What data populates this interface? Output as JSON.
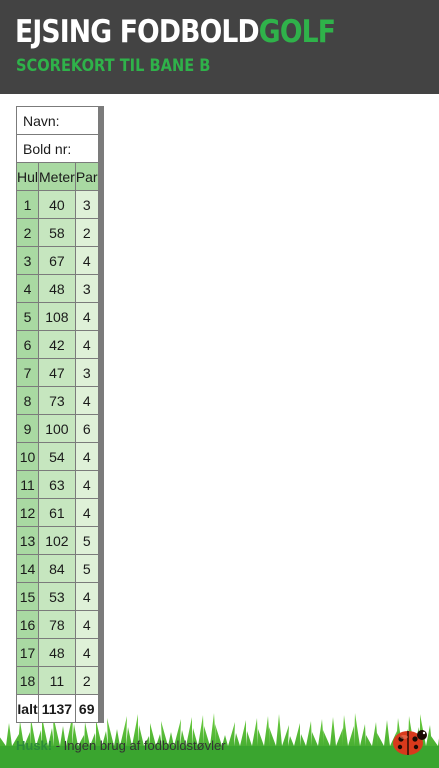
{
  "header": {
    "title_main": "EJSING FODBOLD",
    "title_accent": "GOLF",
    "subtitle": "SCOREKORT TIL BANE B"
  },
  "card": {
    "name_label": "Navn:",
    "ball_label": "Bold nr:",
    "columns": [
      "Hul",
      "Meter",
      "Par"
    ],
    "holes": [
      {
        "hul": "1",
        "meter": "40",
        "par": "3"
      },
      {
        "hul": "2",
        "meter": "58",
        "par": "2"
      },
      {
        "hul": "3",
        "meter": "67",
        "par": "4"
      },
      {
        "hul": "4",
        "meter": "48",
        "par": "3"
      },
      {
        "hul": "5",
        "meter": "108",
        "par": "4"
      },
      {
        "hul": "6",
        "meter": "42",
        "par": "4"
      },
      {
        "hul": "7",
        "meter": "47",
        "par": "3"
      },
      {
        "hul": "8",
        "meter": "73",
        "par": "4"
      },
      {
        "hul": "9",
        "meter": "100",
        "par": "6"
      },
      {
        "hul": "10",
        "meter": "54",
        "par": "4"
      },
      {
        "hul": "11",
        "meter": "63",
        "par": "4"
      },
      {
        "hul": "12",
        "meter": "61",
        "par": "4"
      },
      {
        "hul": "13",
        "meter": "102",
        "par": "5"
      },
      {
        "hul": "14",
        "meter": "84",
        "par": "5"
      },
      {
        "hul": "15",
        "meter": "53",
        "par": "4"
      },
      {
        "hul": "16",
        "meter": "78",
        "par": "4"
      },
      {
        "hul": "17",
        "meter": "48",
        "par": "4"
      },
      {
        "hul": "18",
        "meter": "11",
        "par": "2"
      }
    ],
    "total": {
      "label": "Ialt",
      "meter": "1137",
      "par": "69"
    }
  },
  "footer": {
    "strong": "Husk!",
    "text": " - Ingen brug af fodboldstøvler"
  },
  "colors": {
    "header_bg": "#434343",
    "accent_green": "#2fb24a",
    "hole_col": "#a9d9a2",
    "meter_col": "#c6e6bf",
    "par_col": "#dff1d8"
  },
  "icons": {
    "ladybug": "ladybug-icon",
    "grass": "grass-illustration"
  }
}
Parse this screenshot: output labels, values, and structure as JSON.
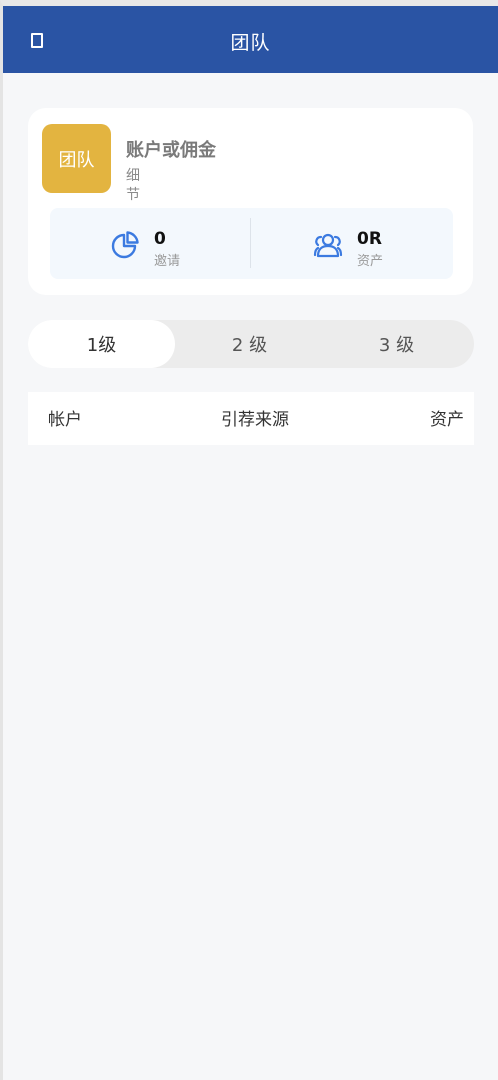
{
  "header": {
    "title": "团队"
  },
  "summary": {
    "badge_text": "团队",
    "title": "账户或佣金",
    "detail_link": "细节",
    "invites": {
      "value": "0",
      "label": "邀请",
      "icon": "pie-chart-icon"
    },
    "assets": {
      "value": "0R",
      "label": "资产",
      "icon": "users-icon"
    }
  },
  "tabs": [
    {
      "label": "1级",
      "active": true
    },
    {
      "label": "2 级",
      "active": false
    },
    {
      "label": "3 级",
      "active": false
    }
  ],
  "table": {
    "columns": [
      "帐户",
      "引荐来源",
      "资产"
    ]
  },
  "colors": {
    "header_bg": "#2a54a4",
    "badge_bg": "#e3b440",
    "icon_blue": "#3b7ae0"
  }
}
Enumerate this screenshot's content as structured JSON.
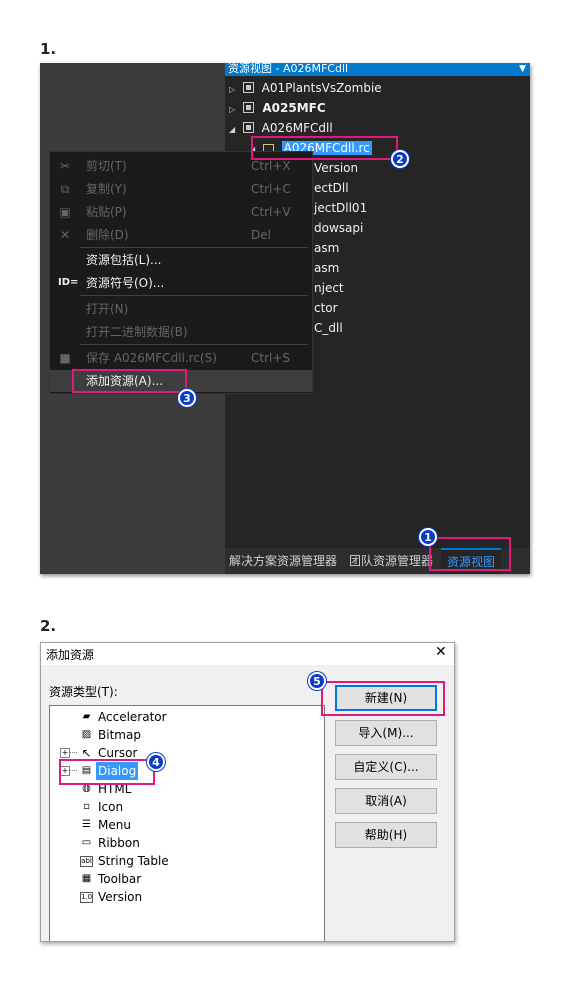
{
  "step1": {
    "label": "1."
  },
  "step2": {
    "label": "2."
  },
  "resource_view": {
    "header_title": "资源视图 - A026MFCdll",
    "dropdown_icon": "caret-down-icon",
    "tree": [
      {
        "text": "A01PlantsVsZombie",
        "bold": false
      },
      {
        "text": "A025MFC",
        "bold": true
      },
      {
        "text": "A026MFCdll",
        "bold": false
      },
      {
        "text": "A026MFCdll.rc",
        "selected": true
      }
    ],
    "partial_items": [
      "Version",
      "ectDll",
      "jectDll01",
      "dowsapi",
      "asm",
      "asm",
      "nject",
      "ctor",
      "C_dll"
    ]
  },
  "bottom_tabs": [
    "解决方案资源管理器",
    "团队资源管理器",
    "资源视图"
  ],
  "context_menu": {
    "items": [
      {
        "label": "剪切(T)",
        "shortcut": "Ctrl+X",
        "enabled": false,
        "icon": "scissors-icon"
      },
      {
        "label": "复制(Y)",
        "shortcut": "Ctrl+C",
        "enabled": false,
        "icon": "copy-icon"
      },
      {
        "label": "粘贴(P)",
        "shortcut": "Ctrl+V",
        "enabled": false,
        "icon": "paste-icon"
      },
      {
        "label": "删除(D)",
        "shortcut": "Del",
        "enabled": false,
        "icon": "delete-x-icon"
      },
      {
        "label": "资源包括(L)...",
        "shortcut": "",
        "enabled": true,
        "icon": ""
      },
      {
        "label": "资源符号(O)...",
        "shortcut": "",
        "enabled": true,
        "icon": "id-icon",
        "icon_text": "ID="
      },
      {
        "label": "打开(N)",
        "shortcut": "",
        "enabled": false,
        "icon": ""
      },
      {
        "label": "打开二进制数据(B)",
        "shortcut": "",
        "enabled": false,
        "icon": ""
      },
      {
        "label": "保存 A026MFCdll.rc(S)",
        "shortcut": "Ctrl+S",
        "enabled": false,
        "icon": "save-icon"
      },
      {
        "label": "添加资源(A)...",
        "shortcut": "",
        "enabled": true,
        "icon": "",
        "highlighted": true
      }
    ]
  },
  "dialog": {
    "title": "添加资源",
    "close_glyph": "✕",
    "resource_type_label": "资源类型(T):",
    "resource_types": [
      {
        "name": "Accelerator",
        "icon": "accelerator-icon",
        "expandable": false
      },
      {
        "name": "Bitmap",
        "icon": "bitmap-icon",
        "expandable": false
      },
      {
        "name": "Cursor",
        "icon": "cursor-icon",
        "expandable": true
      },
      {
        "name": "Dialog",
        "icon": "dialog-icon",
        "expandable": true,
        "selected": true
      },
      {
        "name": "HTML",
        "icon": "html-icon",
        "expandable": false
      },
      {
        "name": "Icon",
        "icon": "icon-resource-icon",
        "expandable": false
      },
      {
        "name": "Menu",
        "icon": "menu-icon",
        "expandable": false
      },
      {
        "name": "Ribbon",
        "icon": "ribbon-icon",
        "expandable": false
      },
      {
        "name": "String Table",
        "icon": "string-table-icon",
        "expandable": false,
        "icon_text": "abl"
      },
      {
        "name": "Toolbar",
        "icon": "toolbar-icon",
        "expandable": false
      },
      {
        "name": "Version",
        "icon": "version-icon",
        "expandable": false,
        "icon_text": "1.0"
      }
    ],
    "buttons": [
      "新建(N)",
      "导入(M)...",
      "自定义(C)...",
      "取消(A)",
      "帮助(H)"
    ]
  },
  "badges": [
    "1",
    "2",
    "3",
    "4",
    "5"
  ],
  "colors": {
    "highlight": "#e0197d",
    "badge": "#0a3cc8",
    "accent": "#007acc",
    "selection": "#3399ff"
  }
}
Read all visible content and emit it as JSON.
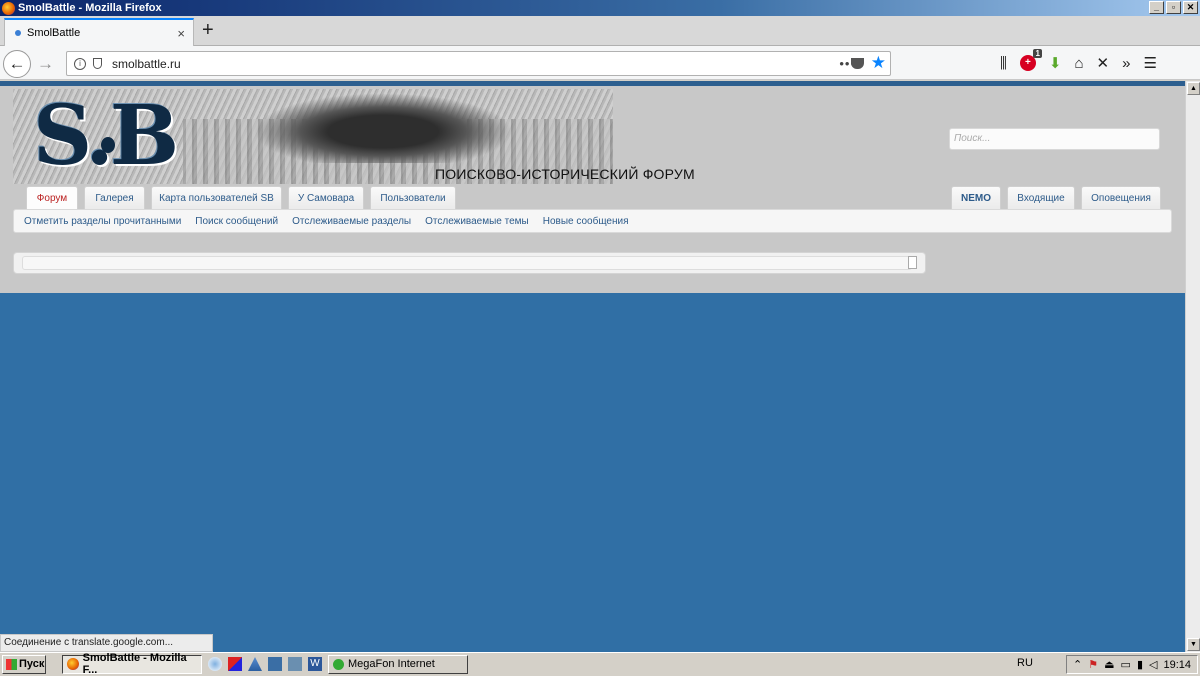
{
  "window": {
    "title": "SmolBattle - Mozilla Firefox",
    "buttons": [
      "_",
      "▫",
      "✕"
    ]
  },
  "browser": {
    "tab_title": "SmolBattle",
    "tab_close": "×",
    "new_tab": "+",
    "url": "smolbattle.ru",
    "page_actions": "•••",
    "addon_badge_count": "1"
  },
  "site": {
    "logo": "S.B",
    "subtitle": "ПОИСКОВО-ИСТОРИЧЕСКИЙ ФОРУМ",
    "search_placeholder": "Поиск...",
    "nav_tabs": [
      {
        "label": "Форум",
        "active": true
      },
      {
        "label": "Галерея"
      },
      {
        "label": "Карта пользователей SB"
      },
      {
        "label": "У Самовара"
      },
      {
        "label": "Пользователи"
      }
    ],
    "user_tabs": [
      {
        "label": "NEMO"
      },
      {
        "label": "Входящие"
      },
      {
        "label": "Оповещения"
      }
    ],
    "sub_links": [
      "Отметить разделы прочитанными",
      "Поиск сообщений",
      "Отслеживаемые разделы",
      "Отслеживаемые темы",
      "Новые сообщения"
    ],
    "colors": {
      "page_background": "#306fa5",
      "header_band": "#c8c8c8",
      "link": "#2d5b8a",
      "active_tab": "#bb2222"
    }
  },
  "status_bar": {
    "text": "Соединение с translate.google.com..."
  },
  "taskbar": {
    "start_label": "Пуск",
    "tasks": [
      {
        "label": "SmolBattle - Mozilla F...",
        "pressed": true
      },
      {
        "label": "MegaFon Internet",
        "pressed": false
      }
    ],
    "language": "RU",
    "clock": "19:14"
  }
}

**Exercise aim**
Return every line of the preceding records in which the word "Ctrl" appears.

**Output of the task**
        "shortcut": "Ctrl+X",
        "shortcut": "Ctrl+C",
        "shortcut": "Ctrl+V",
        "shortcut": "Ctrl+S",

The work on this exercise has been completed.